▸ **Task brief**
Leave out the pictures and copy every record exactly.

▸ **Exercise materials**

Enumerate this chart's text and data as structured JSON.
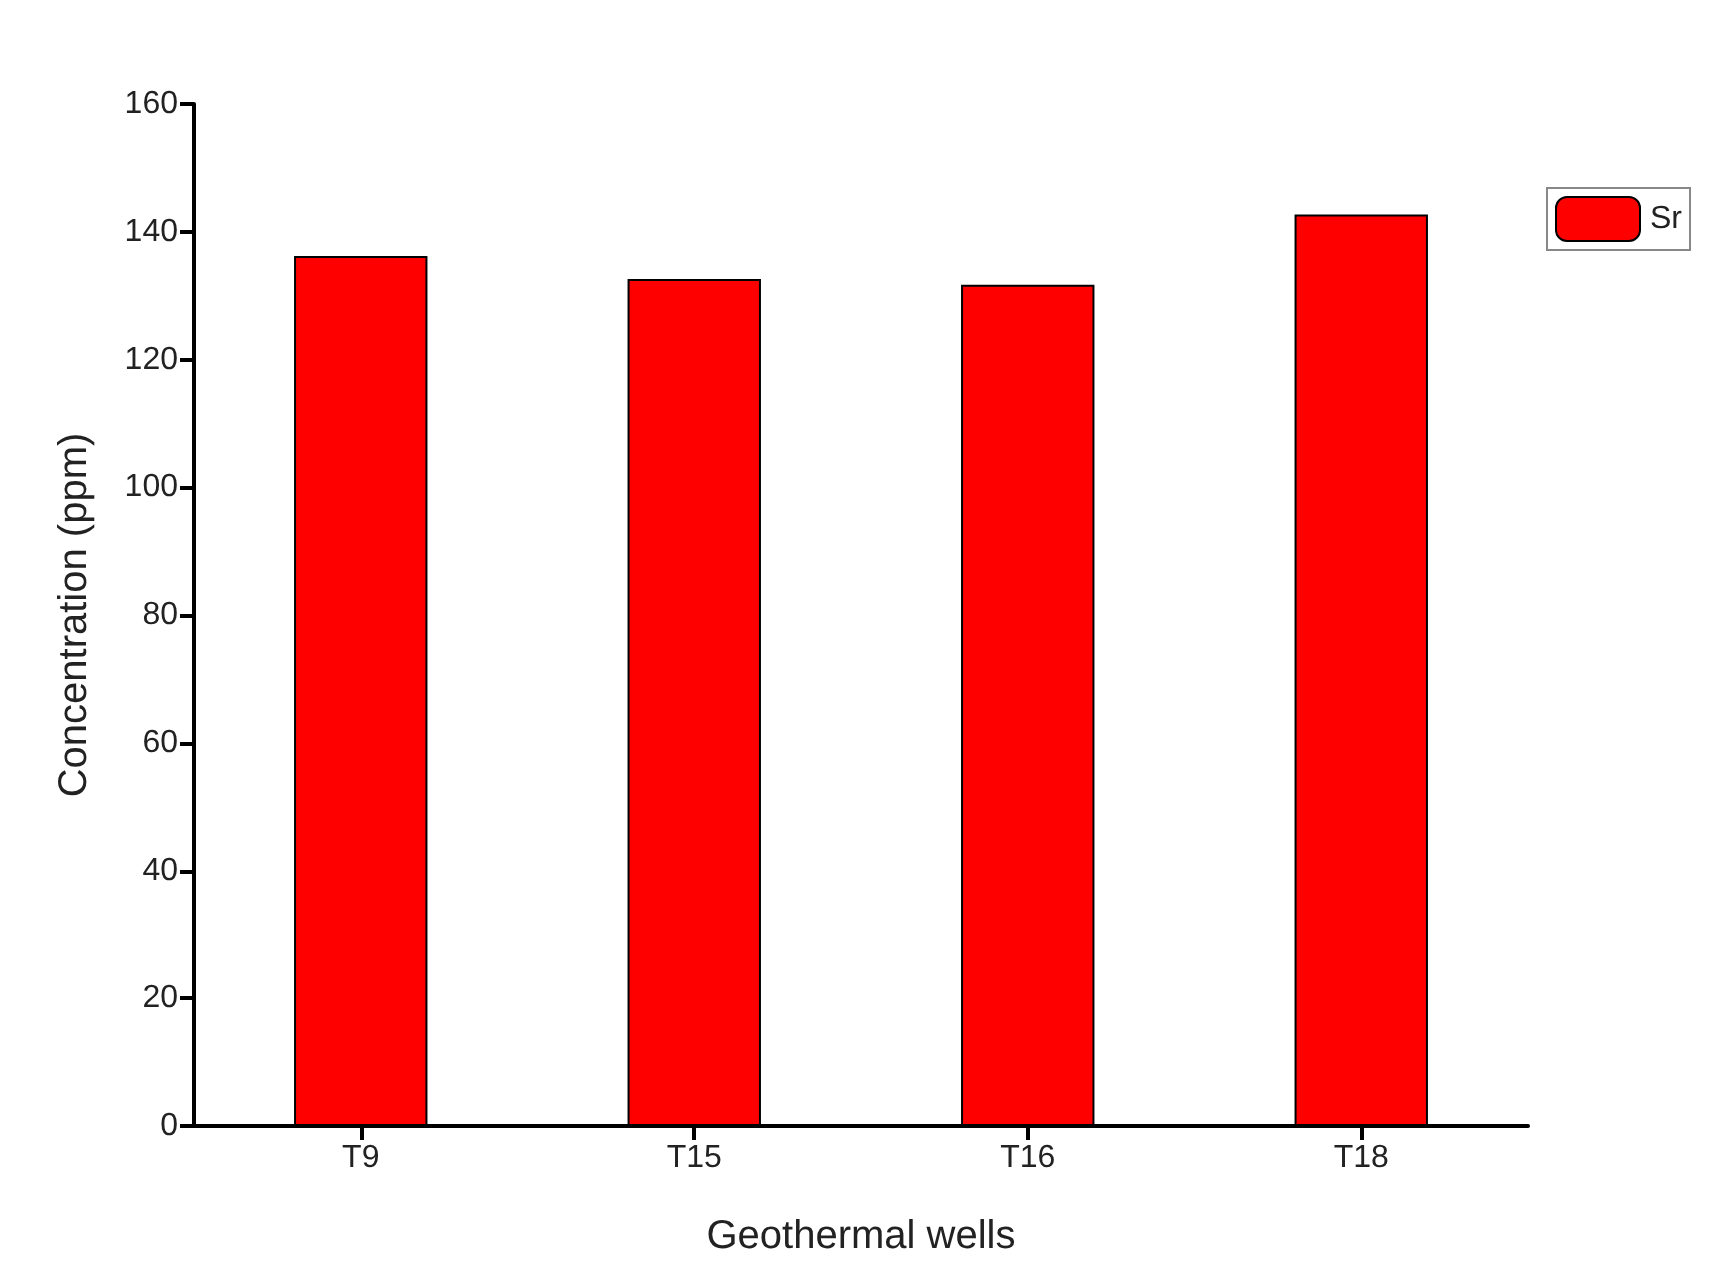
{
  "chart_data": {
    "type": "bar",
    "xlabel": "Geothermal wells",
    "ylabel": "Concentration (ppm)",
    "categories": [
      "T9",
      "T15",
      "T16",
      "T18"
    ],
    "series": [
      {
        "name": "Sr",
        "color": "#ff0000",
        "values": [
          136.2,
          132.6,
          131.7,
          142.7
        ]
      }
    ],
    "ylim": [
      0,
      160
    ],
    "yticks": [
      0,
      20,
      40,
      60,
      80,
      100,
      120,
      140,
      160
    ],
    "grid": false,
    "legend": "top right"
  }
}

▸ **Output**
Enumerate this chart's text and data as structured JSON.
{
  "chart_data": {
    "type": "bar",
    "xlabel": "Geothermal wells",
    "ylabel": "Concentration (ppm)",
    "categories": [
      "T9",
      "T15",
      "T16",
      "T18"
    ],
    "series": [
      {
        "name": "Sr",
        "color": "#ff0000",
        "values": [
          136.2,
          132.6,
          131.7,
          142.7
        ]
      }
    ],
    "ylim": [
      0,
      160
    ],
    "yticks": [
      0,
      20,
      40,
      60,
      80,
      100,
      120,
      140,
      160
    ],
    "grid": false,
    "legend": "top right"
  }
}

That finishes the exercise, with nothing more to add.